Dataset entries on figures:
┌────────

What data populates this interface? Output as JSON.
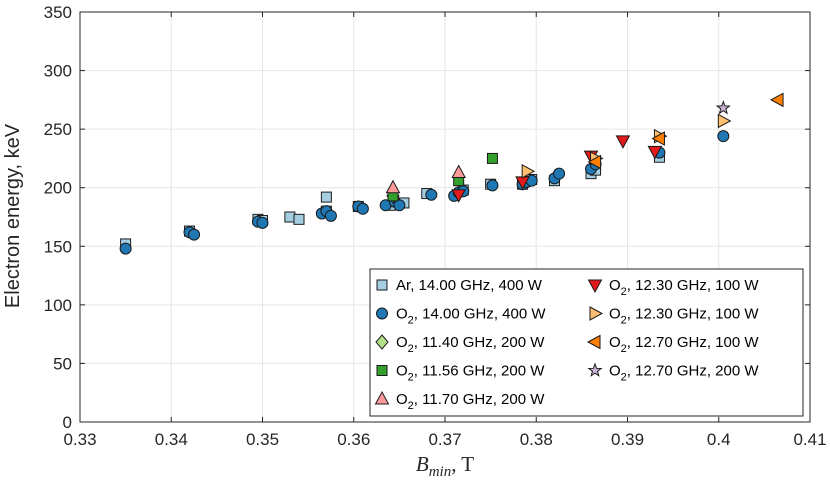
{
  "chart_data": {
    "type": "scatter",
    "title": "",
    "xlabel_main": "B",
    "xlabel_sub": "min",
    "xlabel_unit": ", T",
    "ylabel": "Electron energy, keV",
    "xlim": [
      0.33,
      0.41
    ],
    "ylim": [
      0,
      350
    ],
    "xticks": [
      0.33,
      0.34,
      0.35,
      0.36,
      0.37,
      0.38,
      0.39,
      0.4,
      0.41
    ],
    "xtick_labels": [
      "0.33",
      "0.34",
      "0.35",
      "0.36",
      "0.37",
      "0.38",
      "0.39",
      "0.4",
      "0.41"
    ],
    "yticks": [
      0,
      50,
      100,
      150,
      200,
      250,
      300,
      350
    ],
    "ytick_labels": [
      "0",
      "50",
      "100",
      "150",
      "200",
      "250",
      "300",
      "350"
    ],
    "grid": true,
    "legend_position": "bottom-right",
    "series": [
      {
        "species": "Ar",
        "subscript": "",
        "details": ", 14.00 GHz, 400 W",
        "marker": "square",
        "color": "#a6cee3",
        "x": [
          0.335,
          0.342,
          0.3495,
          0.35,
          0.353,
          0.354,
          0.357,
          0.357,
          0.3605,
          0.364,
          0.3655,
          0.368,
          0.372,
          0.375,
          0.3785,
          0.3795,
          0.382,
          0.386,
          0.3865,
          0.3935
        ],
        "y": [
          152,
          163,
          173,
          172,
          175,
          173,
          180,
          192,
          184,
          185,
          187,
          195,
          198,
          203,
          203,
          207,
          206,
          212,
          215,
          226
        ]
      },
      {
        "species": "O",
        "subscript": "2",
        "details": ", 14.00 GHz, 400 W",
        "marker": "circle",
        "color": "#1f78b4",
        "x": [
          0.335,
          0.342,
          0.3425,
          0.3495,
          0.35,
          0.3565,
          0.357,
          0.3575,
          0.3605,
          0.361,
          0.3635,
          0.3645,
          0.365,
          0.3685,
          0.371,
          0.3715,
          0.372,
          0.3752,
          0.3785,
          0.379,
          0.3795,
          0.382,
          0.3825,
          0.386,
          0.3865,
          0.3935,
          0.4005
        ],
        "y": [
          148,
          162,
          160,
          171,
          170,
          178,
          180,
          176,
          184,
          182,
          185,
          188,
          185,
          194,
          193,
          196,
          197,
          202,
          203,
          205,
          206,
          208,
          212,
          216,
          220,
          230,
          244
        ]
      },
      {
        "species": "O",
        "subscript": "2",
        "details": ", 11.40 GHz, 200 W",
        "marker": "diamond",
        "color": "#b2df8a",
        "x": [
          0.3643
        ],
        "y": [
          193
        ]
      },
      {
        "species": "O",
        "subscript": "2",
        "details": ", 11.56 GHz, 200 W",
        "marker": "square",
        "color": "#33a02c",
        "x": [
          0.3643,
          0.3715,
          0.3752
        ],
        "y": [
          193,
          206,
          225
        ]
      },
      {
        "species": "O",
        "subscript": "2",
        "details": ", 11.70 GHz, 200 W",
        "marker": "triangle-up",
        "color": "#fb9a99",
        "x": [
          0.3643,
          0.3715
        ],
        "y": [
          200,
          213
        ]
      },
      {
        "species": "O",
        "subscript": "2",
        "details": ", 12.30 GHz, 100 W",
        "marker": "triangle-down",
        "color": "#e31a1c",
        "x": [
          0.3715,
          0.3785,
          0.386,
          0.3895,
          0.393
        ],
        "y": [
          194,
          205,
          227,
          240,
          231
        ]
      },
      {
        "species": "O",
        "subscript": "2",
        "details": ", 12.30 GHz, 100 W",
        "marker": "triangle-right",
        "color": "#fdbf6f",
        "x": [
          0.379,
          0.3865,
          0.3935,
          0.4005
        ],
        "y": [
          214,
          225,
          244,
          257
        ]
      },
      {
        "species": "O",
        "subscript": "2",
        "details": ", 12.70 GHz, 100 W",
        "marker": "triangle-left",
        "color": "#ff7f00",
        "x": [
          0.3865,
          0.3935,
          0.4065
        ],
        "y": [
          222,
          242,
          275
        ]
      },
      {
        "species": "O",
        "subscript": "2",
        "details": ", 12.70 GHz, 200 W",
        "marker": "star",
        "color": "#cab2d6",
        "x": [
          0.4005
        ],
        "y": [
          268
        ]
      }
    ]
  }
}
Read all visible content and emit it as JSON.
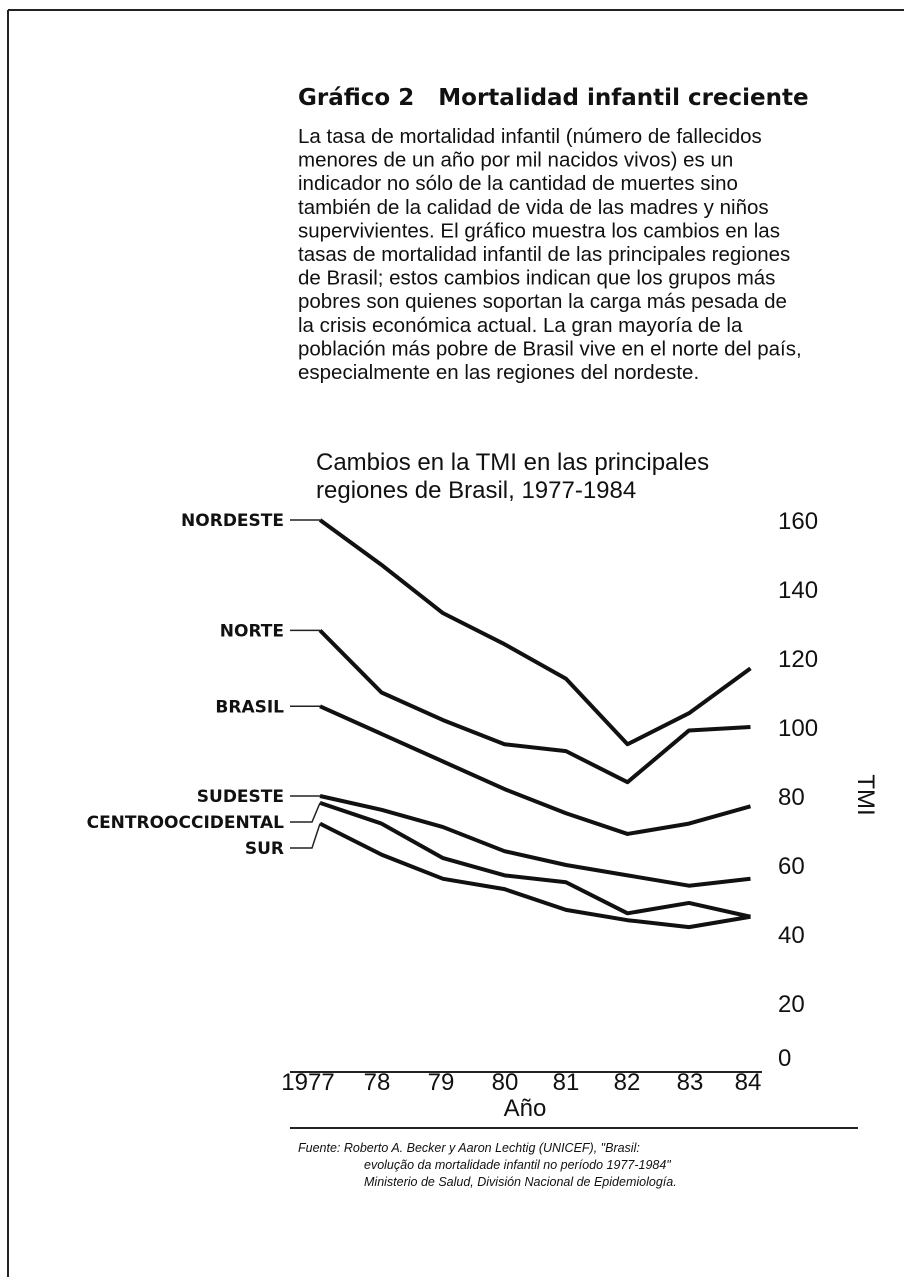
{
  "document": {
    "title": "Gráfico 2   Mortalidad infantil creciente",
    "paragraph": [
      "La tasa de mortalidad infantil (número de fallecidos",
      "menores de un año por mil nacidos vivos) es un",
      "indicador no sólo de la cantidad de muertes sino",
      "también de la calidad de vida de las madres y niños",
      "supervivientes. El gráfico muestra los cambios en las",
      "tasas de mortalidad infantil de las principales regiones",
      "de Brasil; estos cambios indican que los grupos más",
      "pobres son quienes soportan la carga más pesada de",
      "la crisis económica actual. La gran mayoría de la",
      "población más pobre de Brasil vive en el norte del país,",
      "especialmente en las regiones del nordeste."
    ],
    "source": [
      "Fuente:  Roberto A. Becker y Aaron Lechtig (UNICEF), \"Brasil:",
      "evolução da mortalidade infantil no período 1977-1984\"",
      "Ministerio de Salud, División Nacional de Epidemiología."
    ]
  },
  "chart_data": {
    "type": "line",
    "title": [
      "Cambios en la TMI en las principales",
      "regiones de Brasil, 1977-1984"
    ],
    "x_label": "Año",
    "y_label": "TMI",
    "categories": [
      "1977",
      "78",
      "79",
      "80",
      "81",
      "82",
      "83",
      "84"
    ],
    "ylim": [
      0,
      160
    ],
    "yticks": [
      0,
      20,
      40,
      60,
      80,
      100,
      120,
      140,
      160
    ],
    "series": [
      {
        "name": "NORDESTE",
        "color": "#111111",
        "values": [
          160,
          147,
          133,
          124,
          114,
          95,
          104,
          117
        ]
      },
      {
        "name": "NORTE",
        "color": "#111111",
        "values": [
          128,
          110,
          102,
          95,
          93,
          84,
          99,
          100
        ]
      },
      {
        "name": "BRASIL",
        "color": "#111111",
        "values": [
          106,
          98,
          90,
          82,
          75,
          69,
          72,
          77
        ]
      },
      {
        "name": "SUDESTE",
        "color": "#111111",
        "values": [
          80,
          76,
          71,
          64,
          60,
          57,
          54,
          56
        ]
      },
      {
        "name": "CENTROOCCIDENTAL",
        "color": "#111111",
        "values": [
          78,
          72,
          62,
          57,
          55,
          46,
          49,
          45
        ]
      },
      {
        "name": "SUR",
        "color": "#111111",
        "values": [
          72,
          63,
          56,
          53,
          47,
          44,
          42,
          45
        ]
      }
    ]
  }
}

└────────

GOAL: Copy the material above exactly and drop the pictures.

RESPONSE TO THE EXERCISE:
What data populates this interface? Output as JSON.
{
  "chart_data": {
    "type": "scatter",
    "title": "",
    "xlabel_main": "B",
    "xlabel_sub": "min",
    "xlabel_unit": ", T",
    "ylabel": "Electron energy, keV",
    "xlim": [
      0.33,
      0.41
    ],
    "ylim": [
      0,
      350
    ],
    "xticks": [
      0.33,
      0.34,
      0.35,
      0.36,
      0.37,
      0.38,
      0.39,
      0.4,
      0.41
    ],
    "xtick_labels": [
      "0.33",
      "0.34",
      "0.35",
      "0.36",
      "0.37",
      "0.38",
      "0.39",
      "0.4",
      "0.41"
    ],
    "yticks": [
      0,
      50,
      100,
      150,
      200,
      250,
      300,
      350
    ],
    "ytick_labels": [
      "0",
      "50",
      "100",
      "150",
      "200",
      "250",
      "300",
      "350"
    ],
    "grid": true,
    "legend_position": "bottom-right",
    "series": [
      {
        "species": "Ar",
        "subscript": "",
        "details": ", 14.00 GHz, 400 W",
        "marker": "square",
        "color": "#a6cee3",
        "x": [
          0.335,
          0.342,
          0.3495,
          0.35,
          0.353,
          0.354,
          0.357,
          0.357,
          0.3605,
          0.364,
          0.3655,
          0.368,
          0.372,
          0.375,
          0.3785,
          0.3795,
          0.382,
          0.386,
          0.3865,
          0.3935
        ],
        "y": [
          152,
          163,
          173,
          172,
          175,
          173,
          180,
          192,
          184,
          185,
          187,
          195,
          198,
          203,
          203,
          207,
          206,
          212,
          215,
          226
        ]
      },
      {
        "species": "O",
        "subscript": "2",
        "details": ", 14.00 GHz, 400 W",
        "marker": "circle",
        "color": "#1f78b4",
        "x": [
          0.335,
          0.342,
          0.3425,
          0.3495,
          0.35,
          0.3565,
          0.357,
          0.3575,
          0.3605,
          0.361,
          0.3635,
          0.3645,
          0.365,
          0.3685,
          0.371,
          0.3715,
          0.372,
          0.3752,
          0.3785,
          0.379,
          0.3795,
          0.382,
          0.3825,
          0.386,
          0.3865,
          0.3935,
          0.4005
        ],
        "y": [
          148,
          162,
          160,
          171,
          170,
          178,
          180,
          176,
          184,
          182,
          185,
          188,
          185,
          194,
          193,
          196,
          197,
          202,
          203,
          205,
          206,
          208,
          212,
          216,
          220,
          230,
          244
        ]
      },
      {
        "species": "O",
        "subscript": "2",
        "details": ", 11.40 GHz, 200 W",
        "marker": "diamond",
        "color": "#b2df8a",
        "x": [
          0.3643
        ],
        "y": [
          193
        ]
      },
      {
        "species": "O",
        "subscript": "2",
        "details": ", 11.56 GHz, 200 W",
        "marker": "square",
        "color": "#33a02c",
        "x": [
          0.3643,
          0.3715,
          0.3752
        ],
        "y": [
          193,
          206,
          225
        ]
      },
      {
        "species": "O",
        "subscript": "2",
        "details": ", 11.70 GHz, 200 W",
        "marker": "triangle-up",
        "color": "#fb9a99",
        "x": [
          0.3643,
          0.3715
        ],
        "y": [
          200,
          213
        ]
      },
      {
        "species": "O",
        "subscript": "2",
        "details": ", 12.30 GHz, 100 W",
        "marker": "triangle-down",
        "color": "#e31a1c",
        "x": [
          0.3715,
          0.3785,
          0.386,
          0.3895,
          0.393
        ],
        "y": [
          194,
          205,
          227,
          240,
          231
        ]
      },
      {
        "species": "O",
        "subscript": "2",
        "details": ", 12.30 GHz, 100 W",
        "marker": "triangle-right",
        "color": "#fdbf6f",
        "x": [
          0.379,
          0.3865,
          0.3935,
          0.4005
        ],
        "y": [
          214,
          225,
          244,
          257
        ]
      },
      {
        "species": "O",
        "subscript": "2",
        "details": ", 12.70 GHz, 100 W",
        "marker": "triangle-left",
        "color": "#ff7f00",
        "x": [
          0.3865,
          0.3935,
          0.4065
        ],
        "y": [
          222,
          242,
          275
        ]
      },
      {
        "species": "O",
        "subscript": "2",
        "details": ", 12.70 GHz, 200 W",
        "marker": "star",
        "color": "#cab2d6",
        "x": [
          0.4005
        ],
        "y": [
          268
        ]
      }
    ]
  }
}
Read all visible content and emit it as JSON.
{
  "document": {
    "title": "Gráfico 2   Mortalidad infantil creciente",
    "paragraph": [
      "La tasa de mortalidad infantil (número de fallecidos",
      "menores de un año por mil nacidos vivos) es un",
      "indicador no sólo de la cantidad de muertes sino",
      "también de la calidad de vida de las madres y niños",
      "supervivientes. El gráfico muestra los cambios en las",
      "tasas de mortalidad infantil de las principales regiones",
      "de Brasil; estos cambios indican que los grupos más",
      "pobres son quienes soportan la carga más pesada de",
      "la crisis económica actual. La gran mayoría de la",
      "población más pobre de Brasil vive en el norte del país,",
      "especialmente en las regiones del nordeste."
    ],
    "source": [
      "Fuente:  Roberto A. Becker y Aaron Lechtig (UNICEF), \"Brasil:",
      "evolução da mortalidade infantil no período 1977-1984\"",
      "Ministerio de Salud, División Nacional de Epidemiología."
    ]
  },
  "chart_data": {
    "type": "line",
    "title": [
      "Cambios en la TMI en las principales",
      "regiones de Brasil, 1977-1984"
    ],
    "x_label": "Año",
    "y_label": "TMI",
    "categories": [
      "1977",
      "78",
      "79",
      "80",
      "81",
      "82",
      "83",
      "84"
    ],
    "ylim": [
      0,
      160
    ],
    "yticks": [
      0,
      20,
      40,
      60,
      80,
      100,
      120,
      140,
      160
    ],
    "series": [
      {
        "name": "NORDESTE",
        "color": "#111111",
        "values": [
          160,
          147,
          133,
          124,
          114,
          95,
          104,
          117
        ]
      },
      {
        "name": "NORTE",
        "color": "#111111",
        "values": [
          128,
          110,
          102,
          95,
          93,
          84,
          99,
          100
        ]
      },
      {
        "name": "BRASIL",
        "color": "#111111",
        "values": [
          106,
          98,
          90,
          82,
          75,
          69,
          72,
          77
        ]
      },
      {
        "name": "SUDESTE",
        "color": "#111111",
        "values": [
          80,
          76,
          71,
          64,
          60,
          57,
          54,
          56
        ]
      },
      {
        "name": "CENTROOCCIDENTAL",
        "color": "#111111",
        "values": [
          78,
          72,
          62,
          57,
          55,
          46,
          49,
          45
        ]
      },
      {
        "name": "SUR",
        "color": "#111111",
        "values": [
          72,
          63,
          56,
          53,
          47,
          44,
          42,
          45
        ]
      }
    ]
  }
}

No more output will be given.